# Excerpt to read:

In this section

TH0.14 Hunting Program Metrics Dashboard

3-4 hours · Module 0 · Free

Operational Objective

A hunting program without metrics is a program that cannot demonstrate value, cannot identify where it is improving, and cannot justify continued investment. This subsection provides the KQL queries for a hunting program metrics dashboard — deployable in a Sentinel workbook on day one — that tracks the four metrics from TH0.7 plus operational health indicators.

Deliverable: A set of production-ready KQL queries that track hunting program effectiveness, deployable as a Sentinel workbook or run individually for quarterly reporting.

⏱ Estimated completion: 30 minutes

Measure what matters

TH0.7 defined four metrics: detection coverage gap closure rate, hunt discovery rate, dwell time compression, and MTTD trend. This subsection provides the KQL for each, plus three operational health metrics that tell you whether the program itself is functioning.

# Written instruction A:
Retype the stretch of the hunting metrics dashboard page from "Measure what matters" through "itself is functioning.".
# Written instruction B:
Using the hunting metrics dashboard page, explain in one to three sentences why a hunting program needs metrics.

# Source excerpt:
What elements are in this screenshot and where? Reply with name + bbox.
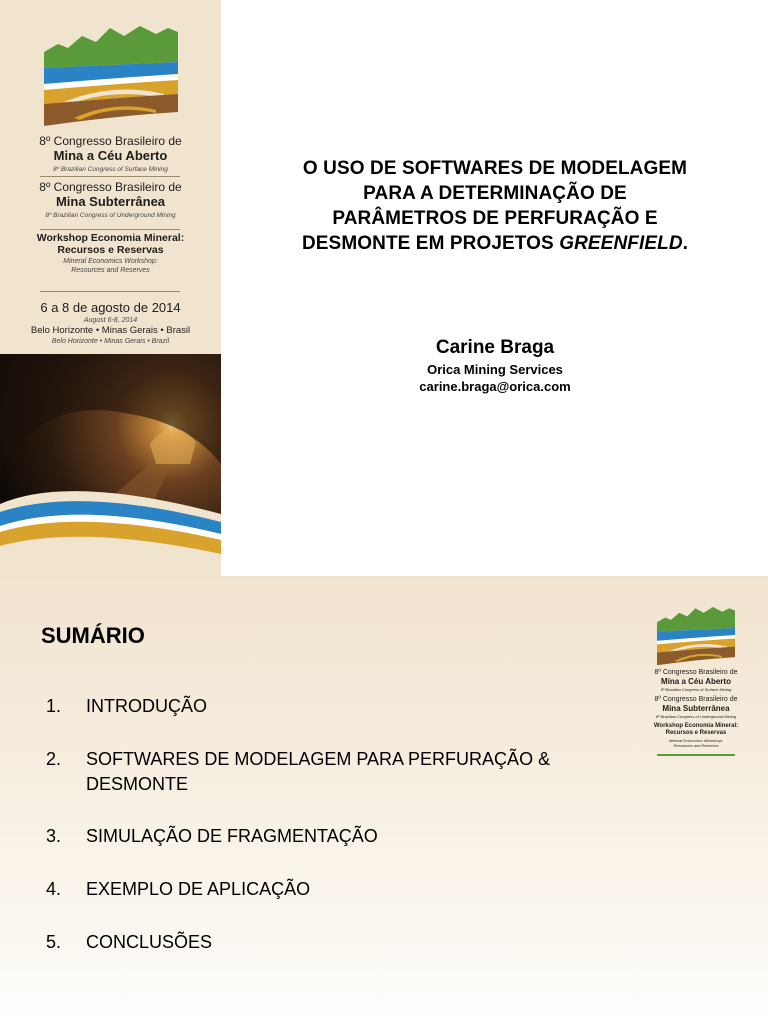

# Worked solution A:
Measure what matters

TH0.7 defined four metrics: detection coverage gap closure rate, hunt discovery rate, dwell time compression, and MTTD trend. This subsection provides the KQL for each, plus three operational health metrics that tell you whether the program itself is functioning.

# Worked solution B:
Without metrics, a hunting program cannot demonstrate its value. It also cannot identify where it is improving or justify continued investment.